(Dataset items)
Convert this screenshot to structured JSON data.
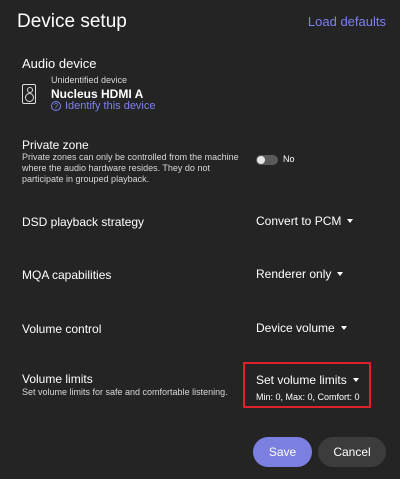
{
  "header": {
    "title": "Device setup",
    "load_defaults": "Load defaults"
  },
  "audio_device": {
    "label": "Audio device",
    "status": "Unidentified device",
    "name": "Nucleus HDMI A",
    "identify_link": "Identify this device"
  },
  "private_zone": {
    "label": "Private zone",
    "description_line1": "Private zones can only be controlled from the machine",
    "description_line2": "where the audio hardware resides. They do not",
    "description_line3": "participate in grouped playback.",
    "toggle_state": "No"
  },
  "dsd": {
    "label": "DSD playback strategy",
    "value": "Convert to PCM"
  },
  "mqa": {
    "label": "MQA capabilities",
    "value": "Renderer only"
  },
  "volume_control": {
    "label": "Volume control",
    "value": "Device volume"
  },
  "volume_limits": {
    "label": "Volume limits",
    "description": "Set volume limits for safe and comfortable listening.",
    "value": "Set volume limits",
    "summary": "Min: 0, Max: 0, Comfort: 0"
  },
  "footer": {
    "save": "Save",
    "cancel": "Cancel"
  },
  "colors": {
    "accent": "#7c82f0",
    "highlight": "#e0202a",
    "background": "#242424"
  }
}
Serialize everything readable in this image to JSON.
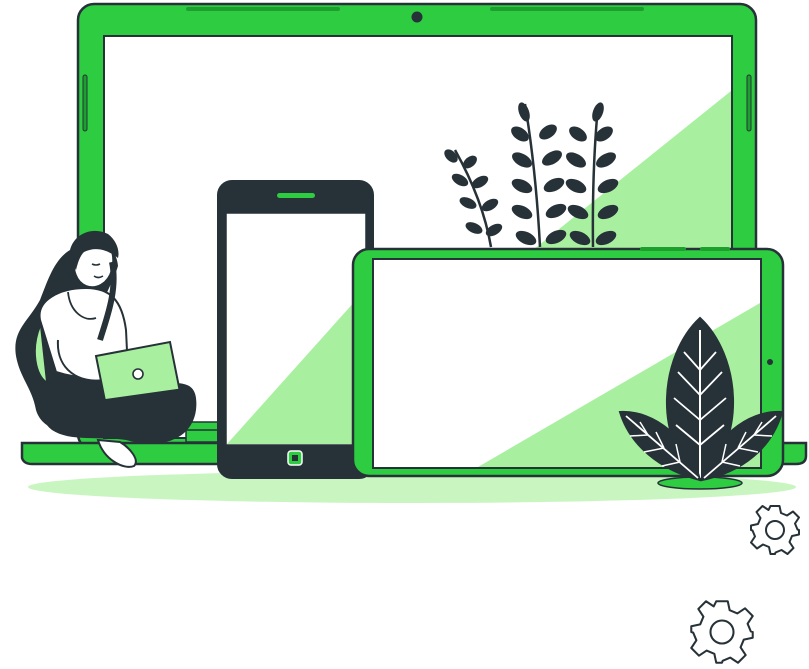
{
  "illustration": {
    "subject": "responsive-devices",
    "colors": {
      "accent": "#2ecc40",
      "accent_light": "#a8f0a0",
      "floor": "#c9f5c1",
      "ink": "#263238",
      "screen": "#ffffff",
      "skin": "#ffffff"
    },
    "devices": [
      "laptop",
      "smartphone",
      "tablet"
    ],
    "decorations": [
      "woman-with-laptop",
      "fern-sprigs",
      "leaf-plant",
      "floor-shadow"
    ]
  },
  "controls": {
    "gear_icons": [
      "settings-gear",
      "settings-gear"
    ]
  }
}
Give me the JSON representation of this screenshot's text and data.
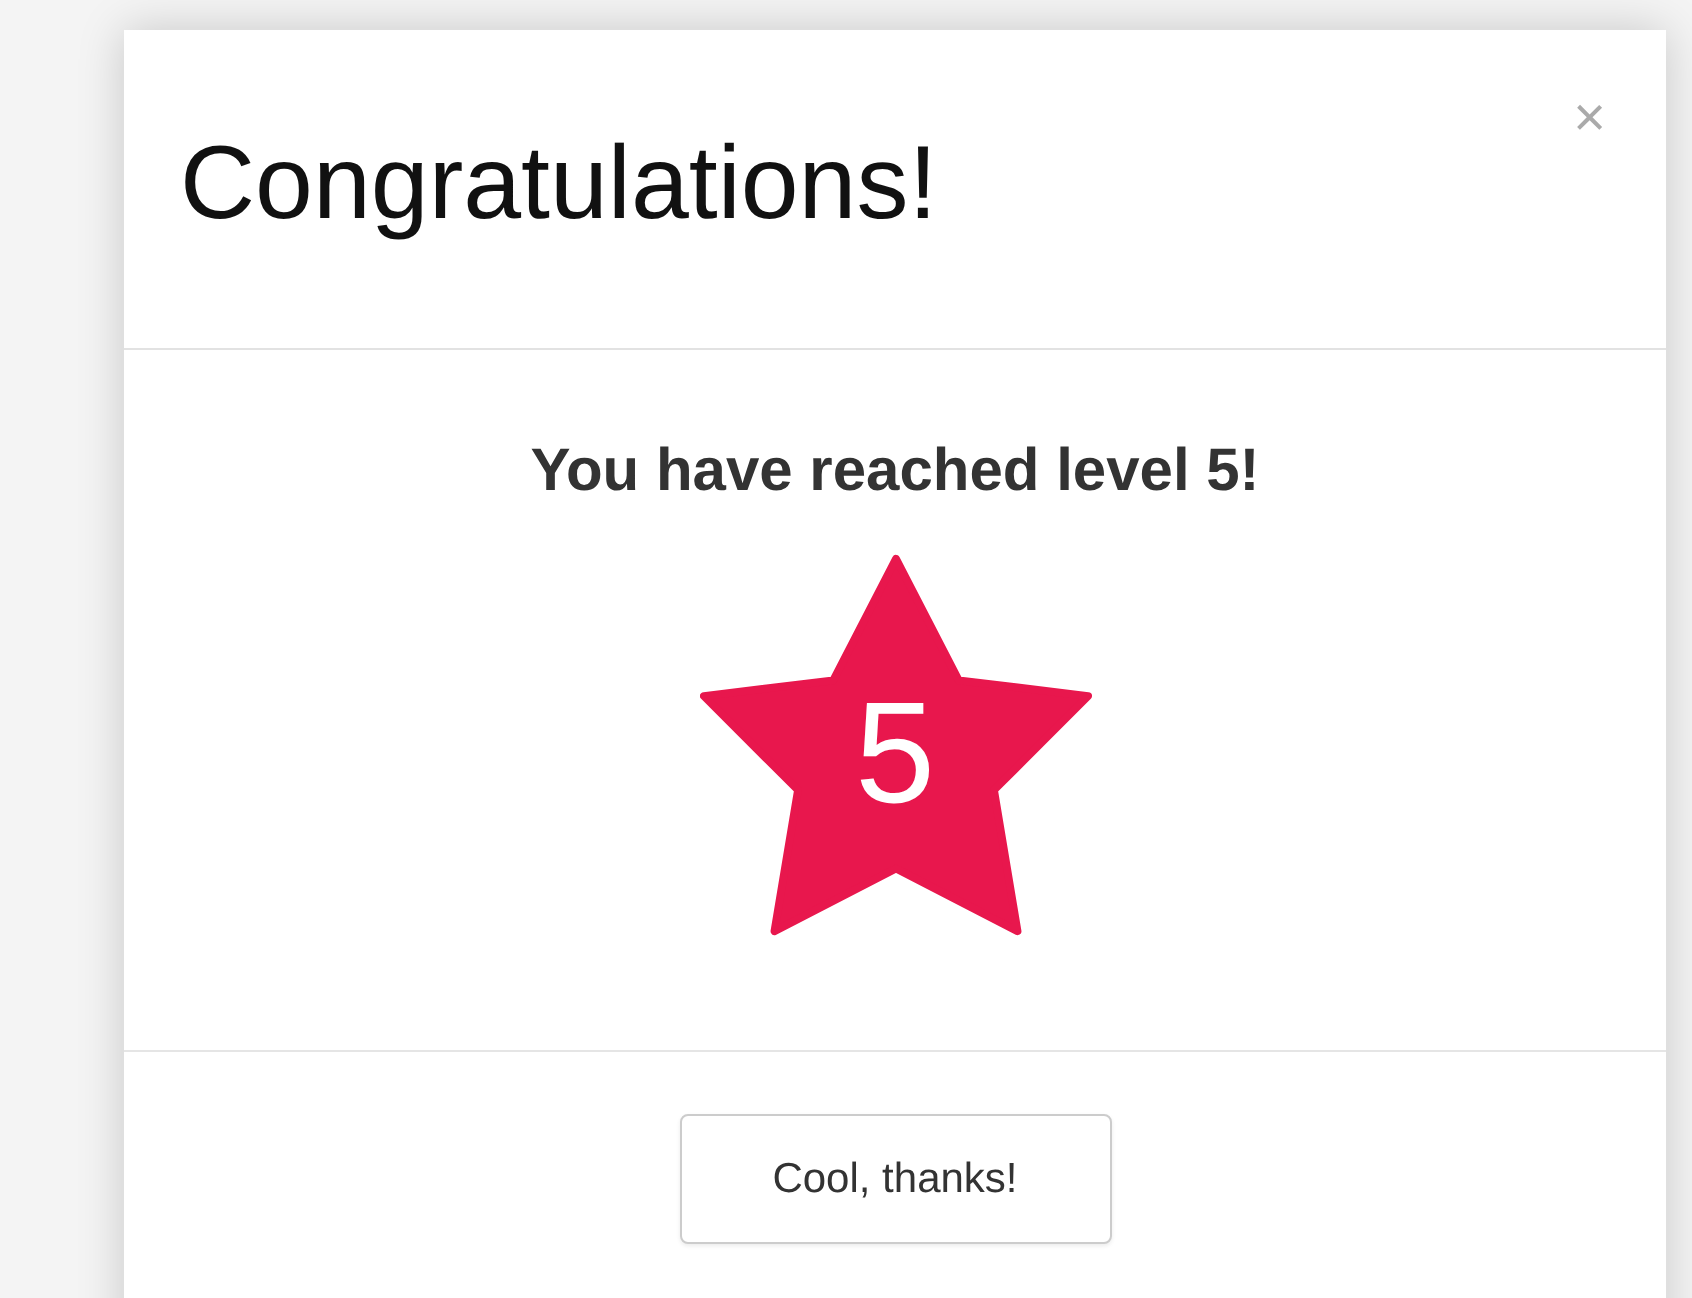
{
  "modal": {
    "title": "Congratulations!",
    "close": "×",
    "message": "You have reached level 5!",
    "badge": {
      "number": "5",
      "color": "#e8174d"
    },
    "buttons": [
      "Cool, thanks!"
    ]
  }
}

### [What the task requires]
Every line of the material is to be quoted exactly, with no pictures carried over.

### [Output of the task]
Convert this screenshot to structured JSON data.
{
  "header": {
    "title": "Device setup",
    "load_defaults": "Load defaults"
  },
  "audio_device": {
    "label": "Audio device",
    "status": "Unidentified device",
    "name": "Nucleus HDMI A",
    "identify_link": "Identify this device"
  },
  "private_zone": {
    "label": "Private zone",
    "description_line1": "Private zones can only be controlled from the machine",
    "description_line2": "where the audio hardware resides. They do not",
    "description_line3": "participate in grouped playback.",
    "toggle_state": "No"
  },
  "dsd": {
    "label": "DSD playback strategy",
    "value": "Convert to PCM"
  },
  "mqa": {
    "label": "MQA capabilities",
    "value": "Renderer only"
  },
  "volume_control": {
    "label": "Volume control",
    "value": "Device volume"
  },
  "volume_limits": {
    "label": "Volume limits",
    "description": "Set volume limits for safe and comfortable listening.",
    "value": "Set volume limits",
    "summary": "Min: 0, Max: 0, Comfort: 0"
  },
  "footer": {
    "save": "Save",
    "cancel": "Cancel"
  },
  "colors": {
    "accent": "#7c82f0",
    "highlight": "#e0202a",
    "background": "#242424"
  }
}
Serialize everything readable in this image to JSON.
{
  "illustration": {
    "subject": "responsive-devices",
    "colors": {
      "accent": "#2ecc40",
      "accent_light": "#a8f0a0",
      "floor": "#c9f5c1",
      "ink": "#263238",
      "screen": "#ffffff",
      "skin": "#ffffff"
    },
    "devices": [
      "laptop",
      "smartphone",
      "tablet"
    ],
    "decorations": [
      "woman-with-laptop",
      "fern-sprigs",
      "leaf-plant",
      "floor-shadow"
    ]
  },
  "controls": {
    "gear_icons": [
      "settings-gear",
      "settings-gear"
    ]
  }
}
Give me the JSON representation of this screenshot's text and data.
{
  "modal": {
    "title": "Congratulations!",
    "close": "×",
    "message": "You have reached level 5!",
    "badge": {
      "number": "5",
      "color": "#e8174d"
    },
    "buttons": [
      "Cool, thanks!"
    ]
  }
}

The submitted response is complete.